■ **Written instruction**
Drop the images; return everything else in the listing below exactly.

■ **Items from a figure collection**
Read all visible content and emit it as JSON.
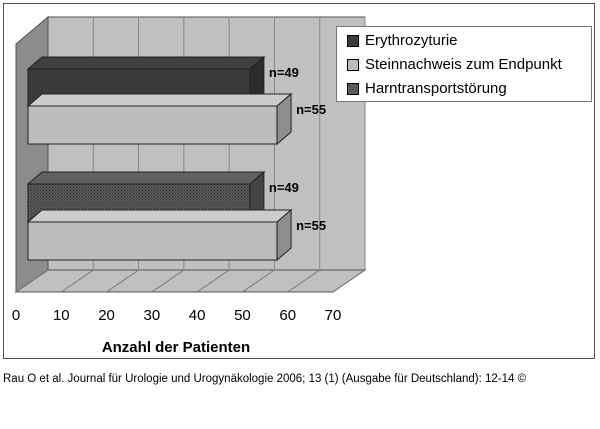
{
  "chart_data": {
    "type": "bar",
    "orientation": "horizontal",
    "xlabel": "Anzahl der Patienten",
    "xlim": [
      0,
      70
    ],
    "xticks": [
      0,
      10,
      20,
      30,
      40,
      50,
      60,
      70
    ],
    "grid": true,
    "legend_position": "top-right",
    "series": [
      {
        "name": "Erythrozyturie",
        "color": "#3a3a3a"
      },
      {
        "name": "Steinnachweis zum Endpunkt",
        "color": "#bdbdbd"
      },
      {
        "name": "Harntransportstörung",
        "color": "#5a5a5a"
      }
    ],
    "bars": [
      {
        "series": "Erythrozyturie",
        "group": 1,
        "value": 49,
        "label": "n=49"
      },
      {
        "series": "Steinnachweis zum Endpunkt",
        "group": 1,
        "value": 55,
        "label": "n=55"
      },
      {
        "series": "Harntransportstörung",
        "group": 2,
        "value": 49,
        "label": "n=49"
      },
      {
        "series": "Steinnachweis zum Endpunkt",
        "group": 2,
        "value": 55,
        "label": "n=55"
      }
    ]
  },
  "caption": "Rau O et al. Journal für Urologie und Urogynäkologie 2006; 13 (1) (Ausgabe für Deutschland): 12-14 ©"
}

■ **Task answer**
Read all visible content and emit it as JSON.
{
  "chart_data": {
    "type": "bar",
    "orientation": "horizontal",
    "xlabel": "Anzahl der Patienten",
    "xlim": [
      0,
      70
    ],
    "xticks": [
      0,
      10,
      20,
      30,
      40,
      50,
      60,
      70
    ],
    "grid": true,
    "legend_position": "top-right",
    "series": [
      {
        "name": "Erythrozyturie",
        "color": "#3a3a3a"
      },
      {
        "name": "Steinnachweis zum Endpunkt",
        "color": "#bdbdbd"
      },
      {
        "name": "Harntransportstörung",
        "color": "#5a5a5a"
      }
    ],
    "bars": [
      {
        "series": "Erythrozyturie",
        "group": 1,
        "value": 49,
        "label": "n=49"
      },
      {
        "series": "Steinnachweis zum Endpunkt",
        "group": 1,
        "value": 55,
        "label": "n=55"
      },
      {
        "series": "Harntransportstörung",
        "group": 2,
        "value": 49,
        "label": "n=49"
      },
      {
        "series": "Steinnachweis zum Endpunkt",
        "group": 2,
        "value": 55,
        "label": "n=55"
      }
    ]
  },
  "caption": "Rau O et al. Journal für Urologie und Urogynäkologie 2006; 13 (1) (Ausgabe für Deutschland): 12-14 ©"
}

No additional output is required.